Your instructions
Output the full material exactly as it appears here.

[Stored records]
-=-=-

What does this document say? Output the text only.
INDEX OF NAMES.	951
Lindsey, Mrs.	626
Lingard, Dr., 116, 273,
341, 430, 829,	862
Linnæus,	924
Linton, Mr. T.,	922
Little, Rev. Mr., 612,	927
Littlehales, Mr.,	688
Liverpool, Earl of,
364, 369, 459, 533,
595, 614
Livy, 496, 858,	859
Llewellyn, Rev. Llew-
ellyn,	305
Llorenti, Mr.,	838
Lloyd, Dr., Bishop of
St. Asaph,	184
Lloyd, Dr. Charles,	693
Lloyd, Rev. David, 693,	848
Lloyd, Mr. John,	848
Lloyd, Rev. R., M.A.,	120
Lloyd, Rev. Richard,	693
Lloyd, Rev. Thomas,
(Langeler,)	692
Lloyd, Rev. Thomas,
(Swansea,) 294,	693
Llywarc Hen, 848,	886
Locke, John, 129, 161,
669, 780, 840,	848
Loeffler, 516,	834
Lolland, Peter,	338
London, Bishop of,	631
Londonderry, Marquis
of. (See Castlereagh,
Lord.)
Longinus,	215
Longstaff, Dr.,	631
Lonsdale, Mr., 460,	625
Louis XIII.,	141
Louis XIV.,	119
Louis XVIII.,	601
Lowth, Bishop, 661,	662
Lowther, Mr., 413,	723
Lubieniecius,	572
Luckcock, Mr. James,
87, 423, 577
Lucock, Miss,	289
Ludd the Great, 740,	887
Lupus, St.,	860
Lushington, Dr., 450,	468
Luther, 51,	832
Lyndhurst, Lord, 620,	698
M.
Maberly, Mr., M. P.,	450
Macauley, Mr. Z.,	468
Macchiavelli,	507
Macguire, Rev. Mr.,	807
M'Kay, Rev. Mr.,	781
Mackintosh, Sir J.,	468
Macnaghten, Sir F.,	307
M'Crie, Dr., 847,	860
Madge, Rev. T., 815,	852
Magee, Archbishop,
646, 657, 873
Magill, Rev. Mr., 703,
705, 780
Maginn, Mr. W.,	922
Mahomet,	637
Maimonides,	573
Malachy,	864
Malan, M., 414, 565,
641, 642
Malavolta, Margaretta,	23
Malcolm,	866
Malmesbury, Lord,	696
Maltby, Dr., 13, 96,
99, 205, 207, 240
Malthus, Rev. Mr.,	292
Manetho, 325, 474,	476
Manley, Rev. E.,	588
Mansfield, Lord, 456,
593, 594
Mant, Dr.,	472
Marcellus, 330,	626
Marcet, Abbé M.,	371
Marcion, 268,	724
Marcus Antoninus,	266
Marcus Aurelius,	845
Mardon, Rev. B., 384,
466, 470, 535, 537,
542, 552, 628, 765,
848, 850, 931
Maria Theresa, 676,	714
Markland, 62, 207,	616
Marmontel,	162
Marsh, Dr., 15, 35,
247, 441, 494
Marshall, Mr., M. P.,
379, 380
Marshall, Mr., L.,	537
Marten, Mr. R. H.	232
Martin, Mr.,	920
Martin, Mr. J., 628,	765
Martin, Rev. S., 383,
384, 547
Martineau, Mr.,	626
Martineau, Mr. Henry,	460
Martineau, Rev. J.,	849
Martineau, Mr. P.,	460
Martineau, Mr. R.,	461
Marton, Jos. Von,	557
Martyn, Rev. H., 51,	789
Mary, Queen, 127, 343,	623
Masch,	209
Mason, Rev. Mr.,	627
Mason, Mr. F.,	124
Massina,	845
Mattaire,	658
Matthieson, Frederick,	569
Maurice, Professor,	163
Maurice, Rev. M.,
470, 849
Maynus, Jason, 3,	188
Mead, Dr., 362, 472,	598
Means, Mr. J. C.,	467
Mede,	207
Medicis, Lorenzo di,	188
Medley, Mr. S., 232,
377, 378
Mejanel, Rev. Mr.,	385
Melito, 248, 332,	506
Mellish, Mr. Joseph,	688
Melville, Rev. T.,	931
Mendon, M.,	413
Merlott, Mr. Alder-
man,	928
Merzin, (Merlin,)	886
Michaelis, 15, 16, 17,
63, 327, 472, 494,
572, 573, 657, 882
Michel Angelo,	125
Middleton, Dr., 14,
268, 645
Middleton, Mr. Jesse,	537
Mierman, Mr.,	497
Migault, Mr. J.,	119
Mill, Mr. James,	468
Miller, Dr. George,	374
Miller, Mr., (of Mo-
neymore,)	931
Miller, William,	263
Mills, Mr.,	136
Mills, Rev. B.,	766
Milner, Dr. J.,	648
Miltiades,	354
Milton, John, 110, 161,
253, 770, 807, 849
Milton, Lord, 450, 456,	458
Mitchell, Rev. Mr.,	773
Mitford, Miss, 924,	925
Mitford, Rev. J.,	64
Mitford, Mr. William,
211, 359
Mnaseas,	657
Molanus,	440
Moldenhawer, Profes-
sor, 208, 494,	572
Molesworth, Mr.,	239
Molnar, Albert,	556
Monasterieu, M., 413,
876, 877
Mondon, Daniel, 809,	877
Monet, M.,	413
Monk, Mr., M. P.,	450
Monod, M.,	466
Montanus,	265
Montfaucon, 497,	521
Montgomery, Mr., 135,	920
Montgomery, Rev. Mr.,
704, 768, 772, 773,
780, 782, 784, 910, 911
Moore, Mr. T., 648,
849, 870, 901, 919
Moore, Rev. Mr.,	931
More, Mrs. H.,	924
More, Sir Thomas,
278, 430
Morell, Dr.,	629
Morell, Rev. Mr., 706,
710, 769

-=-=-

Task response
What does this document say? Output the text only.
INDEX OF NAMES.	951
Lindsey, Mrs.	626
Lingard, Dr., 116, 273,
341, 430, 829,	862
Linnæus,	924
Linton, Mr. T.,	922
Little, Rev. Mr., 612,	927
Littlehales, Mr.,	688
Liverpool, Earl of,
364, 369, 459, 533,
595, 614
Livy, 496, 858,	859
Llewellyn, Rev. Llew-
ellyn,	305
Llorenti, Mr.,	838
Lloyd, Dr., Bishop of
St. Asaph,	184
Lloyd, Dr. Charles,	693
Lloyd, Rev. David, 693,	848
Lloyd, Mr. John,	848
Lloyd, Rev. R., M.A.,	120
Lloyd, Rev. Richard,	693
Lloyd, Rev. Thomas,
(Langeler,)	692
Lloyd, Rev. Thomas,
(Swansea,) 294,	693
Llywarc Hen, 848,	886
Locke, John, 129, 161,
669, 780, 840,	848
Loeffler, 516,	834
Lolland, Peter,	338
London, Bishop of,	631
Londonderry, Marquis
of. (See Castlereagh,
Lord.)
Longinus,	215
Longstaff, Dr.,	631
Lonsdale, Mr., 460,	625
Louis XIII.,	141
Louis XIV.,	119
Louis XVIII.,	601
Lowth, Bishop, 661,	662
Lowther, Mr., 413,	723
Lubieniecius,	572
Luckcock, Mr. James,
87, 423, 577
Lucock, Miss,	289
Ludd the Great, 740,	887
Lupus, St.,	860
Lushington, Dr., 450,	468
Luther, 51,	832
Lyndhurst, Lord, 620,	698
M.
Maberly, Mr., M. P.,	450
Macauley, Mr. Z.,	468
Macchiavelli,	507
Macguire, Rev. Mr.,	807
M'Kay, Rev. Mr.,	781
Mackintosh, Sir J.,	468
Macnaghten, Sir F.,	307
M'Crie, Dr., 847,	860
Madge, Rev. T., 815,	852
Magee, Archbishop,
646, 657, 873
Magill, Rev. Mr., 703,
705, 780
Maginn, Mr. W.,	922
Mahomet,	637
Maimonides,	573
Malachy,	864
Malan, M., 414, 565,
641, 642
Malavolta, Margaretta,	23
Malcolm,	866
Malmesbury, Lord,	696
Maltby, Dr., 13, 96,
99, 205, 207, 240
Malthus, Rev. Mr.,	292
Manetho, 325, 474,	476
Manley, Rev. E.,	588
Mansfield, Lord, 456,
593, 594
Mant, Dr.,	472
Marcellus, 330,	626
Marcet, Abbé M.,	371
Marcion, 268,	724
Marcus Antoninus,	266
Marcus Aurelius,	845
Mardon, Rev. B., 384,
466, 470, 535, 537,
542, 552, 628, 765,
848, 850, 931
Maria Theresa, 676,	714
Markland, 62, 207,	616
Marmontel,	162
Marsh, Dr., 15, 35,
247, 441, 494
Marshall, Mr., M. P.,
379, 380
Marshall, Mr., L.,	537
Marten, Mr. R. H.	232
Martin, Mr.,	920
Martin, Mr. J., 628,	765
Martin, Rev. S., 383,
384, 547
Martineau, Mr.,	626
Martineau, Mr. Henry,	460
Martineau, Rev. J.,	849
Martineau, Mr. P.,	460
Martineau, Mr. R.,	461
Marton, Jos. Von,	557
Martyn, Rev. H., 51,	789
Mary, Queen, 127, 343,	623
Masch,	209
Mason, Rev. Mr.,	627
Mason, Mr. F.,	124
Massina,	845
Mattaire,	658
Matthieson, Frederick,	569
Maurice, Professor,	163
Maurice, Rev. M.,
470, 849
Maynus, Jason, 3,	188
Mead, Dr., 362, 472,	598
Means, Mr. J. C.,	467
Mede,	207
Medicis, Lorenzo di,	188
Medley, Mr. S., 232,
377, 378
Mejanel, Rev. Mr.,	385
Melito, 248, 332,	506
Mellish, Mr. Joseph,	688
Melville, Rev. T.,	931
Mendon, M.,	413
Merlott, Mr. Alder-
man,	928
Merzin, (Merlin,)	886
Michaelis, 15, 16, 17,
63, 327, 472, 494,
572, 573, 657, 882
Michel Angelo,	125
Middleton, Dr., 14,
268, 645
Middleton, Mr. Jesse,	537
Mierman, Mr.,	497
Migault, Mr. J.,	119
Mill, Mr. James,	468
Miller, Dr. George,	374
Miller, Mr., (of Mo-
neymore,)	931
Miller, William,	263
Mills, Mr.,	136
Mills, Rev. B.,	766
Milner, Dr. J.,	648
Miltiades,	354
Milton, John, 110, 161,
253, 770, 807, 849
Milton, Lord, 450, 456,	458
Mitchell, Rev. Mr.,	773
Mitford, Miss, 924,	925
Mitford, Rev. J.,	64
Mitford, Mr. William,
211, 359
Mnaseas,	657
Molanus,	440
Moldenhawer, Profes-
sor, 208, 494,	572
Molesworth, Mr.,	239
Molnar, Albert,	556
Monasterieu, M., 413,
876, 877
Mondon, Daniel, 809,	877
Monet, M.,	413
Monk, Mr., M. P.,	450
Monod, M.,	466
Montanus,	265
Montfaucon, 497,	521
Montgomery, Mr., 135,	920
Montgomery, Rev. Mr.,
704, 768, 772, 773,
780, 782, 784, 910, 911
Moore, Mr. T., 648,
849, 870, 901, 919
Moore, Rev. Mr.,	931
More, Mrs. H.,	924
More, Sir Thomas,
278, 430
Morell, Dr.,	629
Morell, Rev. Mr., 706,
710, 769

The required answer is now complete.